### [Task to complete]
Leave out the images and repeat the listing below without a single change.

### [Stored data]
↓↓↓
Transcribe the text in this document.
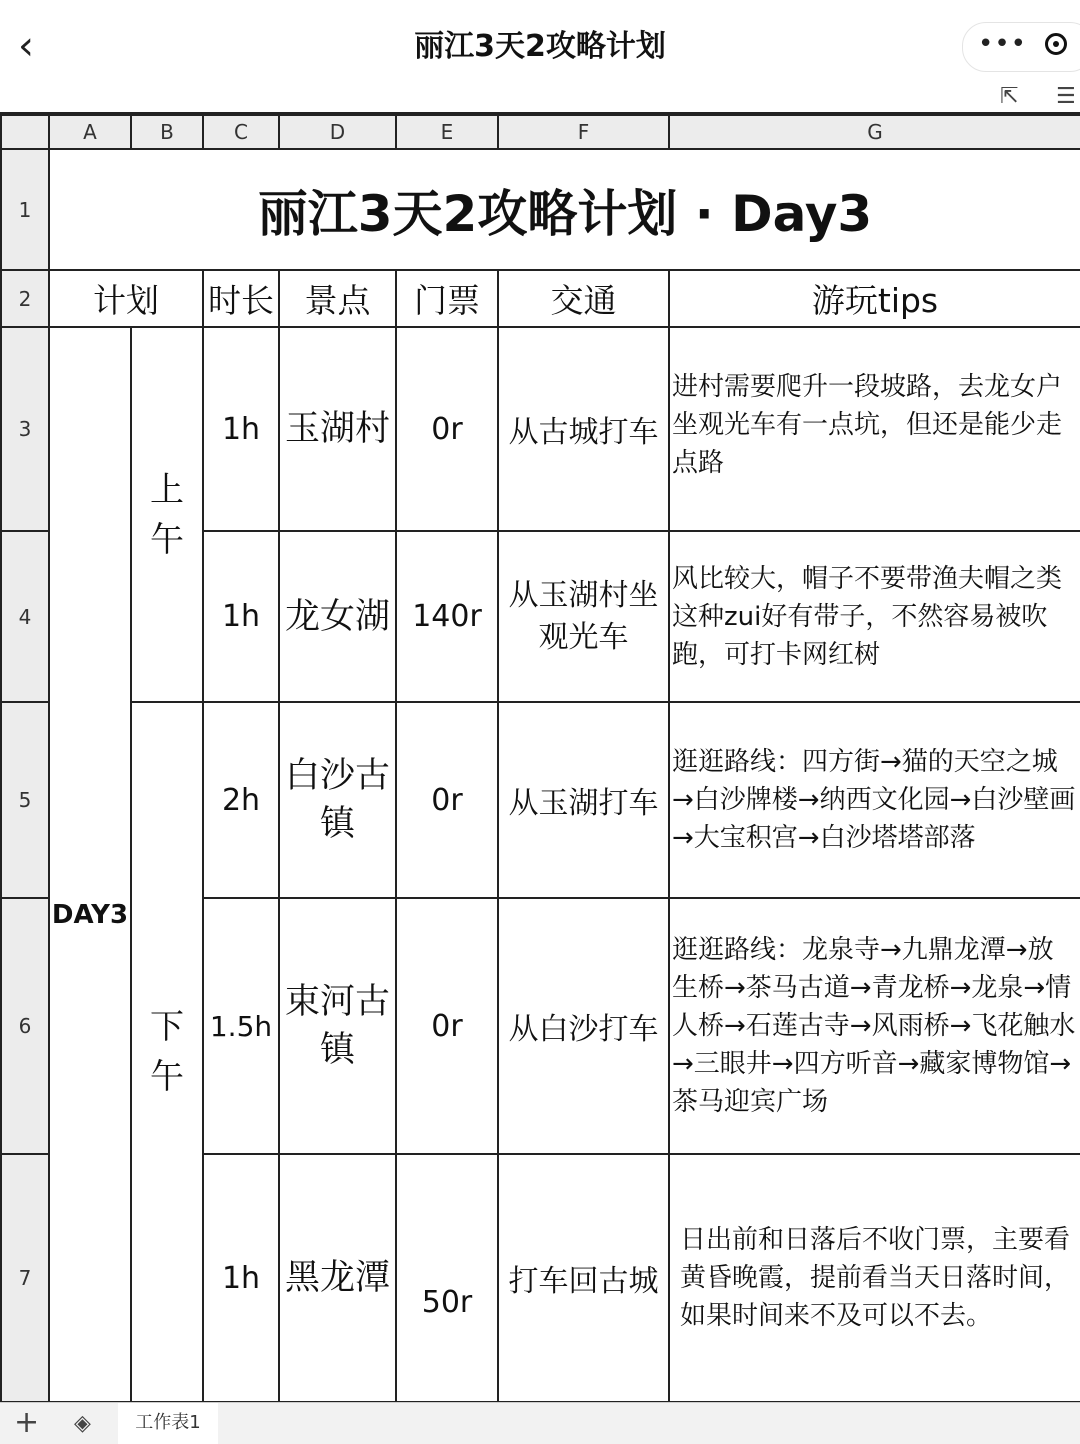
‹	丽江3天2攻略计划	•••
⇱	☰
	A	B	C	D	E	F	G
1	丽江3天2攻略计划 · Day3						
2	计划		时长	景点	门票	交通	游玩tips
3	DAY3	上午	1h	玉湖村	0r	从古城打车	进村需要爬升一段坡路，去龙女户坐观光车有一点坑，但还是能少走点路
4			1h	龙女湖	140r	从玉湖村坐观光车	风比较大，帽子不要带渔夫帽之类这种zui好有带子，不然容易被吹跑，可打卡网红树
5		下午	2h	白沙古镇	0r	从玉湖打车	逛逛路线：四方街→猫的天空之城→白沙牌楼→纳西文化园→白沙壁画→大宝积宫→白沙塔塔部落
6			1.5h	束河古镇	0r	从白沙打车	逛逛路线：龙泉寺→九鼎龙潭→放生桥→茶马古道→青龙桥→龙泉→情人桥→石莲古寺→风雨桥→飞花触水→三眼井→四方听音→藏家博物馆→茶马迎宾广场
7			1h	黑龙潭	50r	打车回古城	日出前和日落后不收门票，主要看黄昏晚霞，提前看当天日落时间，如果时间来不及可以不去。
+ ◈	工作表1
↑↑↑
### [Written response]
Transcribe the text in this document.
‹	丽江3天2攻略计划	•••
⇱	☰
	A	B	C	D	E	F	G
1	丽江3天2攻略计划 · Day3						
2	计划		时长	景点	门票	交通	游玩tips
3	DAY3	上午	1h	玉湖村	0r	从古城打车	进村需要爬升一段坡路，去龙女户坐观光车有一点坑，但还是能少走点路
4			1h	龙女湖	140r	从玉湖村坐观光车	风比较大，帽子不要带渔夫帽之类这种zui好有带子，不然容易被吹跑，可打卡网红树
5		下午	2h	白沙古镇	0r	从玉湖打车	逛逛路线：四方街→猫的天空之城→白沙牌楼→纳西文化园→白沙壁画→大宝积宫→白沙塔塔部落
6			1.5h	束河古镇	0r	从白沙打车	逛逛路线：龙泉寺→九鼎龙潭→放生桥→茶马古道→青龙桥→龙泉→情人桥→石莲古寺→风雨桥→飞花触水→三眼井→四方听音→藏家博物馆→茶马迎宾广场
7			1h	黑龙潭	50r	打车回古城	日出前和日落后不收门票，主要看黄昏晚霞，提前看当天日落时间，如果时间来不及可以不去。
+ ◈	工作表1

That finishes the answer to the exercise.